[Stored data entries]
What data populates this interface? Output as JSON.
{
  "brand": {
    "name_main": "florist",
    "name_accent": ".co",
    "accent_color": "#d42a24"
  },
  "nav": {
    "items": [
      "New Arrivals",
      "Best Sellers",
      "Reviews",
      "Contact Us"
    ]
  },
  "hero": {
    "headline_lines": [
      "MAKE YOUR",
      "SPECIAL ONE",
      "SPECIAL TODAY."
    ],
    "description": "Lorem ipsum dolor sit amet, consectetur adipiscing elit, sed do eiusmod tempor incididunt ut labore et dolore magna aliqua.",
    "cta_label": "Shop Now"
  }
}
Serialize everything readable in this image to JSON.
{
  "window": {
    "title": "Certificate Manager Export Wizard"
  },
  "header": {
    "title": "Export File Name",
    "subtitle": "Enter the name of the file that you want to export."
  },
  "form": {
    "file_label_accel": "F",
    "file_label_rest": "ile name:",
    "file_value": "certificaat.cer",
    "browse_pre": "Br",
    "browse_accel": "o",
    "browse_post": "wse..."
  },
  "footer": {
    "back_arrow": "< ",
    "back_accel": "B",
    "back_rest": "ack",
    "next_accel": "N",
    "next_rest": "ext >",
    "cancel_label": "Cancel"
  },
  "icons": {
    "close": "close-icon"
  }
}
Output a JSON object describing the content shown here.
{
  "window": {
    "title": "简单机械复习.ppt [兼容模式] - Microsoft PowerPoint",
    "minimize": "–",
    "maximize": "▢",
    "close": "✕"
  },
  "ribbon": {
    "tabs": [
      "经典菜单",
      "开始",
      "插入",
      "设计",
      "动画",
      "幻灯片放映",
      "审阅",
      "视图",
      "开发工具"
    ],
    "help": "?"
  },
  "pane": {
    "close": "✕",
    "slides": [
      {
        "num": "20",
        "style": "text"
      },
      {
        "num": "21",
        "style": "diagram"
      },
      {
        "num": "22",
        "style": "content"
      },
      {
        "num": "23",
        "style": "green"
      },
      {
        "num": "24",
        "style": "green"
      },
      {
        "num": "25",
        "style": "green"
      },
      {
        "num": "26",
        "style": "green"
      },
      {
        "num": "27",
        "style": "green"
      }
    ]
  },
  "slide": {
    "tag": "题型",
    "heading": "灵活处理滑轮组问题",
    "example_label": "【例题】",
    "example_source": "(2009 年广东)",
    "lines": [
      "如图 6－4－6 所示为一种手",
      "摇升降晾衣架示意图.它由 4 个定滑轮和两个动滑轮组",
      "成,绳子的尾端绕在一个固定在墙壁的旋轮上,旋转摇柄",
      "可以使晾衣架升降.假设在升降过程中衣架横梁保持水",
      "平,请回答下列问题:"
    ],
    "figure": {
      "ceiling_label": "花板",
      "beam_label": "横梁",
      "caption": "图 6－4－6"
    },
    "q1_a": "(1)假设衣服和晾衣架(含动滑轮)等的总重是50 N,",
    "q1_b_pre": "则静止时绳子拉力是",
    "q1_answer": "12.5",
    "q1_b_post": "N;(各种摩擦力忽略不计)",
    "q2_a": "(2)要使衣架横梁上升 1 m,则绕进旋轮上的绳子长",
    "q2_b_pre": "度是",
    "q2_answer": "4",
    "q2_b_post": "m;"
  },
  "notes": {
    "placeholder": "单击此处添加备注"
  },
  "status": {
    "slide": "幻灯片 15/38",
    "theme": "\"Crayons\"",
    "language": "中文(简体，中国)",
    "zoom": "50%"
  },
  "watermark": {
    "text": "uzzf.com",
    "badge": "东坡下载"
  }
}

- _PROBLEM TO WORK ON_:
Repeat the material above exactly.

- _CORRECT ANSWER_:
What data populates this interface? Output as JSON.
{
  "brand": {
    "name_main": "florist",
    "name_accent": ".co",
    "accent_color": "#d42a24"
  },
  "nav": {
    "items": [
      "New Arrivals",
      "Best Sellers",
      "Reviews",
      "Contact Us"
    ]
  },
  "hero": {
    "headline_lines": [
      "MAKE YOUR",
      "SPECIAL ONE",
      "SPECIAL TODAY."
    ],
    "description": "Lorem ipsum dolor sit amet, consectetur adipiscing elit, sed do eiusmod tempor incididunt ut labore et dolore magna aliqua.",
    "cta_label": "Shop Now"
  }
}
Serialize everything readable in this image to JSON.
{
  "window": {
    "title": "Certificate Manager Export Wizard"
  },
  "header": {
    "title": "Export File Name",
    "subtitle": "Enter the name of the file that you want to export."
  },
  "form": {
    "file_label_accel": "F",
    "file_label_rest": "ile name:",
    "file_value": "certificaat.cer",
    "browse_pre": "Br",
    "browse_accel": "o",
    "browse_post": "wse..."
  },
  "footer": {
    "back_arrow": "< ",
    "back_accel": "B",
    "back_rest": "ack",
    "next_accel": "N",
    "next_rest": "ext >",
    "cancel_label": "Cancel"
  },
  "icons": {
    "close": "close-icon"
  }
}
Output a JSON object describing the content shown here.
{
  "window": {
    "title": "简单机械复习.ppt [兼容模式] - Microsoft PowerPoint",
    "minimize": "–",
    "maximize": "▢",
    "close": "✕"
  },
  "ribbon": {
    "tabs": [
      "经典菜单",
      "开始",
      "插入",
      "设计",
      "动画",
      "幻灯片放映",
      "审阅",
      "视图",
      "开发工具"
    ],
    "help": "?"
  },
  "pane": {
    "close": "✕",
    "slides": [
      {
        "num": "20",
        "style": "text"
      },
      {
        "num": "21",
        "style": "diagram"
      },
      {
        "num": "22",
        "style": "content"
      },
      {
        "num": "23",
        "style": "green"
      },
      {
        "num": "24",
        "style": "green"
      },
      {
        "num": "25",
        "style": "green"
      },
      {
        "num": "26",
        "style": "green"
      },
      {
        "num": "27",
        "style": "green"
      }
    ]
  },
  "slide": {
    "tag": "题型",
    "heading": "灵活处理滑轮组问题",
    "example_label": "【例题】",
    "example_source": "(2009 年广东)",
    "lines": [
      "如图 6－4－6 所示为一种手",
      "摇升降晾衣架示意图.它由 4 个定滑轮和两个动滑轮组",
      "成,绳子的尾端绕在一个固定在墙壁的旋轮上,旋转摇柄",
      "可以使晾衣架升降.假设在升降过程中衣架横梁保持水",
      "平,请回答下列问题:"
    ],
    "figure": {
      "ceiling_label": "花板",
      "beam_label": "横梁",
      "caption": "图 6－4－6"
    },
    "q1_a": "(1)假设衣服和晾衣架(含动滑轮)等的总重是50 N,",
    "q1_b_pre": "则静止时绳子拉力是",
    "q1_answer": "12.5",
    "q1_b_post": "N;(各种摩擦力忽略不计)",
    "q2_a": "(2)要使衣架横梁上升 1 m,则绕进旋轮上的绳子长",
    "q2_b_pre": "度是",
    "q2_answer": "4",
    "q2_b_post": "m;"
  },
  "notes": {
    "placeholder": "单击此处添加备注"
  },
  "status": {
    "slide": "幻灯片 15/38",
    "theme": "\"Crayons\"",
    "language": "中文(简体，中国)",
    "zoom": "50%"
  },
  "watermark": {
    "text": "uzzf.com",
    "badge": "东坡下载"
  }
}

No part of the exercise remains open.